What you have to do → Indicate only the number of lines in the listing below in which the word "Cardiology" appears.

Stored data →

________________

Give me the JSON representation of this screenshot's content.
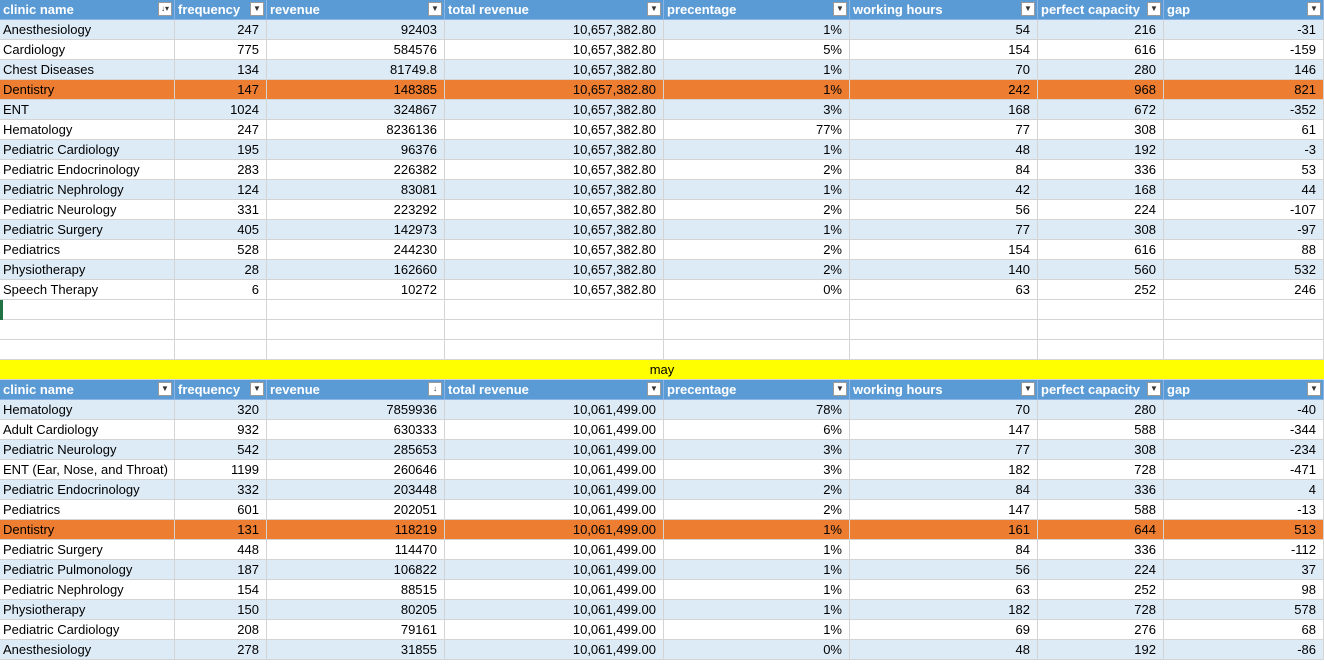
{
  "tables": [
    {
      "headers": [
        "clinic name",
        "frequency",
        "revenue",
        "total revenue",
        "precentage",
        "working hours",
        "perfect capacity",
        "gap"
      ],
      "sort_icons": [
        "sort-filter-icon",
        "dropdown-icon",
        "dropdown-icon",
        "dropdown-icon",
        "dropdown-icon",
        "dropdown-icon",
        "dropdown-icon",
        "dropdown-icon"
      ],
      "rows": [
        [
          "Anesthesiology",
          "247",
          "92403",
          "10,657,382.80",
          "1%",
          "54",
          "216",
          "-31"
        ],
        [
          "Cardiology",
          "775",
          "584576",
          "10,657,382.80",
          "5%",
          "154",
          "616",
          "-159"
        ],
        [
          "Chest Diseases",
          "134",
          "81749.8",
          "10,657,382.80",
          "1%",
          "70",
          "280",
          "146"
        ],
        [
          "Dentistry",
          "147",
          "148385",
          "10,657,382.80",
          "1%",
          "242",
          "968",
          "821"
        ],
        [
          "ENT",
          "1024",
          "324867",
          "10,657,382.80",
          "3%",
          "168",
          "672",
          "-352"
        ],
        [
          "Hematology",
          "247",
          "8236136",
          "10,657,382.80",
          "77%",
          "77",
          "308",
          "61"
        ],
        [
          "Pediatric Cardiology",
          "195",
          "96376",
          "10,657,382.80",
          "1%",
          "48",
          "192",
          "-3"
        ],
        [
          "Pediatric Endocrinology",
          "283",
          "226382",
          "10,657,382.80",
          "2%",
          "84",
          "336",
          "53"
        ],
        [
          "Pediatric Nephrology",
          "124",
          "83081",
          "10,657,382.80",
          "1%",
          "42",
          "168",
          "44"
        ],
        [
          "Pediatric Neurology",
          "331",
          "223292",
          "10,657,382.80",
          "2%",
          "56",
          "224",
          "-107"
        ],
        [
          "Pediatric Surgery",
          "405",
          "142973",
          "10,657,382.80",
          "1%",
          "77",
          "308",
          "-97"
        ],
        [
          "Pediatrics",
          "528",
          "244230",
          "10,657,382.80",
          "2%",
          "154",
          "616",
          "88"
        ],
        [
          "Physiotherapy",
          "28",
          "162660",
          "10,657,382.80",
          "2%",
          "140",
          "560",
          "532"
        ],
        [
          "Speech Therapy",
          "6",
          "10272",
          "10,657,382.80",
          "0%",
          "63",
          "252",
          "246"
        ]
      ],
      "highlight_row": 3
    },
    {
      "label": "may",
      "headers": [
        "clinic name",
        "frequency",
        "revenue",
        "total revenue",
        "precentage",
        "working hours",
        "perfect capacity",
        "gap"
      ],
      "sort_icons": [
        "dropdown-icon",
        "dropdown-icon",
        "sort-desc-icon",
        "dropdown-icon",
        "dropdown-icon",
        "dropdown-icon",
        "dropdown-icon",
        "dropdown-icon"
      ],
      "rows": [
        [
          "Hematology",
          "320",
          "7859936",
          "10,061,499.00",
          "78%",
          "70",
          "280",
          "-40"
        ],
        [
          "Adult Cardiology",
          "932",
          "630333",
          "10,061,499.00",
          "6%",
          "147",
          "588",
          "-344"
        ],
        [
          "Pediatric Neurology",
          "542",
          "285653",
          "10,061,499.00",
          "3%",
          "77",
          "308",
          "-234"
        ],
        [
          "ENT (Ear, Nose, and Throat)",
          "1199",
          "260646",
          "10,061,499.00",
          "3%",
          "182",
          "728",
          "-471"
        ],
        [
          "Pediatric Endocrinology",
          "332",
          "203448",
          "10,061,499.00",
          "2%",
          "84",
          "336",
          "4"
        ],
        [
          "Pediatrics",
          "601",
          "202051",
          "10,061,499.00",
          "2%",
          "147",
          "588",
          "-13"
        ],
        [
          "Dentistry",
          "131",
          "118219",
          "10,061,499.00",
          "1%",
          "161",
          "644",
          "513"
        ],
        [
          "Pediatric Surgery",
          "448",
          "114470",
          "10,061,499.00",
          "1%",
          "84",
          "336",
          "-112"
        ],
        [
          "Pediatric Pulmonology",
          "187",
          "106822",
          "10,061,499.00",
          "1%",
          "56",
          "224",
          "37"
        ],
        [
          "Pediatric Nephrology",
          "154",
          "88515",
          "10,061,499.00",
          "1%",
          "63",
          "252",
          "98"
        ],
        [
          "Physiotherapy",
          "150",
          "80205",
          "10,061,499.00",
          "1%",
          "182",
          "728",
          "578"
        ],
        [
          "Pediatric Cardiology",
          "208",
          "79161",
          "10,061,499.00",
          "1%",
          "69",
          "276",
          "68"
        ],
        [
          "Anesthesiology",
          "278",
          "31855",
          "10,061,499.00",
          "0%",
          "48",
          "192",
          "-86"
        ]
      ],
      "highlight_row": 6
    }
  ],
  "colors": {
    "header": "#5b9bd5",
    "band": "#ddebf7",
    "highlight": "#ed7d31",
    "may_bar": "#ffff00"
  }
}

________________

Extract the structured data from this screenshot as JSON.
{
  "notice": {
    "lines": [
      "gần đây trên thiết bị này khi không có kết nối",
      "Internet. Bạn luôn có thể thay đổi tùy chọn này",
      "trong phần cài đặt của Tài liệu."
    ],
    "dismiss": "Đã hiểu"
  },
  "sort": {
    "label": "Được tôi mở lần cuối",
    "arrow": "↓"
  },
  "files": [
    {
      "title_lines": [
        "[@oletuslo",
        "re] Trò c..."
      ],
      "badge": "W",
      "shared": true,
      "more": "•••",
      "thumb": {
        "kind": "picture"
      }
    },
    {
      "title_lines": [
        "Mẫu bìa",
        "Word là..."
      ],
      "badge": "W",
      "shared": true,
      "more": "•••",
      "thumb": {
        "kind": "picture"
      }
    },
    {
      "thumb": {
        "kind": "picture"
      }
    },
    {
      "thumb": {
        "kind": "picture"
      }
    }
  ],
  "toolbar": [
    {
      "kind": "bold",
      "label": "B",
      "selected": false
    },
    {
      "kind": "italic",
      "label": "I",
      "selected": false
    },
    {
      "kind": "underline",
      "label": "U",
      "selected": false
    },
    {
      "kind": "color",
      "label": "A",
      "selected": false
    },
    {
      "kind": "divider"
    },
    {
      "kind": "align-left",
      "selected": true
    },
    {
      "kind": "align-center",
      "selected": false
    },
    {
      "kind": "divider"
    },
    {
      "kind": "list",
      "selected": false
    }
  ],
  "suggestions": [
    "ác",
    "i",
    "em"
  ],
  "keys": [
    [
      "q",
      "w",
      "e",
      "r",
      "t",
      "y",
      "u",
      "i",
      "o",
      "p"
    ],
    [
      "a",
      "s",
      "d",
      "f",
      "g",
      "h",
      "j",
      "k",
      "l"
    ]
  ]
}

________________

Task output → 4